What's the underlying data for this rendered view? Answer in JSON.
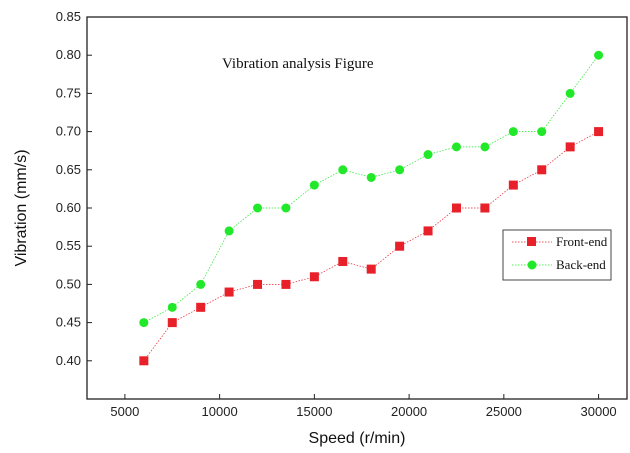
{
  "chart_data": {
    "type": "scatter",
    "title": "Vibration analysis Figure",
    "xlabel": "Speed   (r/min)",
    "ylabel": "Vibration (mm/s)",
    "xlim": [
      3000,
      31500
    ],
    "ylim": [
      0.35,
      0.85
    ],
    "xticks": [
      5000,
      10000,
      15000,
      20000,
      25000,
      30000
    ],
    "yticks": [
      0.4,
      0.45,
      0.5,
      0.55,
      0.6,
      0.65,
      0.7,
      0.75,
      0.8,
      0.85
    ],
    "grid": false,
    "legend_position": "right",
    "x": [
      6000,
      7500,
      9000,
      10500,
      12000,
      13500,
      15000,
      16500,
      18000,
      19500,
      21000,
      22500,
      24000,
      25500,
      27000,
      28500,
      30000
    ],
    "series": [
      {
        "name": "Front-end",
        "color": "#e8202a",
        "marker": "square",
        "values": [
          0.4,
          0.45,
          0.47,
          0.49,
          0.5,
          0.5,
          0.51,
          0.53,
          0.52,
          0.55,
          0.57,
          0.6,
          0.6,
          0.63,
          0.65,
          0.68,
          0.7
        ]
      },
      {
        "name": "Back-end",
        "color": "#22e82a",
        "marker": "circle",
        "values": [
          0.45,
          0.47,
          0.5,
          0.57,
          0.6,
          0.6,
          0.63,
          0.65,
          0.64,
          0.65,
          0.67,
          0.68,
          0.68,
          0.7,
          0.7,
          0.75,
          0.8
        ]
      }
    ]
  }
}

----

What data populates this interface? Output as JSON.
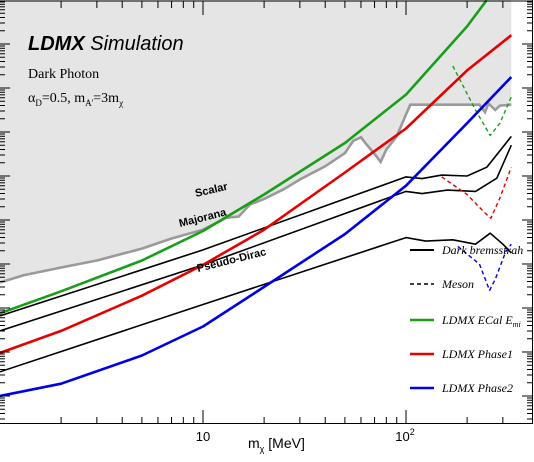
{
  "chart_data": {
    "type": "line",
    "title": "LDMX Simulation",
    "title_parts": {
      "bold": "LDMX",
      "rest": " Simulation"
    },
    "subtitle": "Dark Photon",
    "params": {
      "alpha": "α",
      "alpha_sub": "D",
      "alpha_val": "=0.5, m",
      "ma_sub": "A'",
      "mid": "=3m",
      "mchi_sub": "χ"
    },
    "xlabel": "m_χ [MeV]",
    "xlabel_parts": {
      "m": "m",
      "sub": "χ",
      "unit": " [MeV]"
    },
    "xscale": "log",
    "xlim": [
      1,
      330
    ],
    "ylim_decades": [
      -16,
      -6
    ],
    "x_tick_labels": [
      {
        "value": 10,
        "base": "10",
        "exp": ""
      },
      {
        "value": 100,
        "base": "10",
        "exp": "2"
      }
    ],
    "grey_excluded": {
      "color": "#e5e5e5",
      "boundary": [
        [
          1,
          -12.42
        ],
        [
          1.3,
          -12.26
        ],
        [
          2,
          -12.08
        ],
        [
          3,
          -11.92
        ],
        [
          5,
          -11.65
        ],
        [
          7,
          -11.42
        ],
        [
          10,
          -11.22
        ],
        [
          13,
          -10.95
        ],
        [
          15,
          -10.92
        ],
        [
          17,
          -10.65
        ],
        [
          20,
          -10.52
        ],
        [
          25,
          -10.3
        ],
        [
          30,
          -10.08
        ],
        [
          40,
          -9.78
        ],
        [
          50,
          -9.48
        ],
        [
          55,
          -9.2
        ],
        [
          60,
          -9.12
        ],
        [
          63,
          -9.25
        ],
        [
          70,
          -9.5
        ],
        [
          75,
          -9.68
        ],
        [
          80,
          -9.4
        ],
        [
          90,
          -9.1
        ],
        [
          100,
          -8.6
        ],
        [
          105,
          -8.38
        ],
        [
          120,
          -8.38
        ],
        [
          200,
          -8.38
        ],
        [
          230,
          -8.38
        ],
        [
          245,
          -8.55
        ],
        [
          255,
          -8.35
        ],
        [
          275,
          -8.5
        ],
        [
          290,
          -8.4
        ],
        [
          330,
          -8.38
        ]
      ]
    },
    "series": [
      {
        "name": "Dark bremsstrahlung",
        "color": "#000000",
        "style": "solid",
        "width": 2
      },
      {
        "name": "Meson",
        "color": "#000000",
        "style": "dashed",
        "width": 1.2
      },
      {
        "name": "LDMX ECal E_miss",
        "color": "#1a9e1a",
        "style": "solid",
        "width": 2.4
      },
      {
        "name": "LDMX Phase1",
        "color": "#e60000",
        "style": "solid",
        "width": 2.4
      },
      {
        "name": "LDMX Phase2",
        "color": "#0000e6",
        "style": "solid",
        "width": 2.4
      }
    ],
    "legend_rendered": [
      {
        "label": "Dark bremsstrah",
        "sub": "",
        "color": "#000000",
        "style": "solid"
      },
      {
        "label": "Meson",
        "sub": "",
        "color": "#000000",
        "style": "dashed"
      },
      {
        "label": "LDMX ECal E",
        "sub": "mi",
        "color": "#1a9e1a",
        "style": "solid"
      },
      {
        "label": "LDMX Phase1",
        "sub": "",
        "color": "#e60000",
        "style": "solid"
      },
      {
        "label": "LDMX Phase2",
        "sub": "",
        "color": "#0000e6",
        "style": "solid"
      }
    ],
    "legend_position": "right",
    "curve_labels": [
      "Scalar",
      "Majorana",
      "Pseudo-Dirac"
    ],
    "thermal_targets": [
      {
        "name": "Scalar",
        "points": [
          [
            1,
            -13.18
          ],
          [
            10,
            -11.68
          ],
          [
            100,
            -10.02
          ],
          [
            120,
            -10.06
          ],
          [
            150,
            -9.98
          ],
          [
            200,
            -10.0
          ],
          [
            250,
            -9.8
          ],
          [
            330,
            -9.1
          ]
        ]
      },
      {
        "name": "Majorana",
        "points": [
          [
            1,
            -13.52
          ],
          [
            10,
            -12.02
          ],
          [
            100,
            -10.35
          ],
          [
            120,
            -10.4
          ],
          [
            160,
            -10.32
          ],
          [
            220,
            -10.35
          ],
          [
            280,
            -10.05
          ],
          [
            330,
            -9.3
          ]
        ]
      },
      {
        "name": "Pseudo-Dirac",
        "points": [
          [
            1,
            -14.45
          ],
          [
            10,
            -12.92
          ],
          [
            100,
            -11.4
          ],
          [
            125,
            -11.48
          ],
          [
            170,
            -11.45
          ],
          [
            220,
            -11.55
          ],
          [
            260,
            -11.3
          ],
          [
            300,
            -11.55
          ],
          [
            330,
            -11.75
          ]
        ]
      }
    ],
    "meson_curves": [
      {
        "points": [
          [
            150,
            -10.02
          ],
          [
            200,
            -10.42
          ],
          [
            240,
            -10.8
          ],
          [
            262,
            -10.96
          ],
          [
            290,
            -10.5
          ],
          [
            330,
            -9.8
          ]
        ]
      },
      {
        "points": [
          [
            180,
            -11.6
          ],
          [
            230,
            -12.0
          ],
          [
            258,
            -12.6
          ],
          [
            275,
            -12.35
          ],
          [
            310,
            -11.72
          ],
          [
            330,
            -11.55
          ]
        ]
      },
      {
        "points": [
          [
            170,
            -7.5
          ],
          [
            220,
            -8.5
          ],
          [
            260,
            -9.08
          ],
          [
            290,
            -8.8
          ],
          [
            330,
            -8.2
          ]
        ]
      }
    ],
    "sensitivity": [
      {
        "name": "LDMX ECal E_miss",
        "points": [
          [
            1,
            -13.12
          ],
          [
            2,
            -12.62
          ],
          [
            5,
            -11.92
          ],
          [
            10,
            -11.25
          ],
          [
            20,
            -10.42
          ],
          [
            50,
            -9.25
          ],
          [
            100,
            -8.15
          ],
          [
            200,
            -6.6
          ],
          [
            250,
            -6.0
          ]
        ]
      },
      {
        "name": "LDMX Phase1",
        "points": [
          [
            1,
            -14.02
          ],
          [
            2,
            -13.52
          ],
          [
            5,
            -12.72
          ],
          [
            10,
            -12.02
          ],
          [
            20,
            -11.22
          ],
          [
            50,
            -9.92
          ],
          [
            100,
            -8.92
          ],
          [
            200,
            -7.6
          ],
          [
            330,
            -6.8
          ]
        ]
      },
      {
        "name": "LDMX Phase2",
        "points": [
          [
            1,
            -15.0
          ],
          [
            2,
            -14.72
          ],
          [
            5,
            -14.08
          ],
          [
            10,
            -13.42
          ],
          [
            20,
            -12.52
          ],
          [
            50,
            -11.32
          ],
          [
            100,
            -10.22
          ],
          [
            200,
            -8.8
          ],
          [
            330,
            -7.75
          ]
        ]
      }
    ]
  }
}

----

▶ [To be done] Write down every line of the data above that includes the string "LDMX".

▶ [Solution to this exercise]
    "title": "LDMX Simulation",
      "bold": "LDMX",
        "name": "LDMX ECal E_miss",
        "name": "LDMX Phase1",
        "name": "LDMX Phase2",
        "label": "LDMX ECal E",
        "label": "LDMX Phase1",
        "label": "LDMX Phase2",
        "name": "LDMX ECal E_miss",
        "name": "LDMX Phase1",
        "name": "LDMX Phase2",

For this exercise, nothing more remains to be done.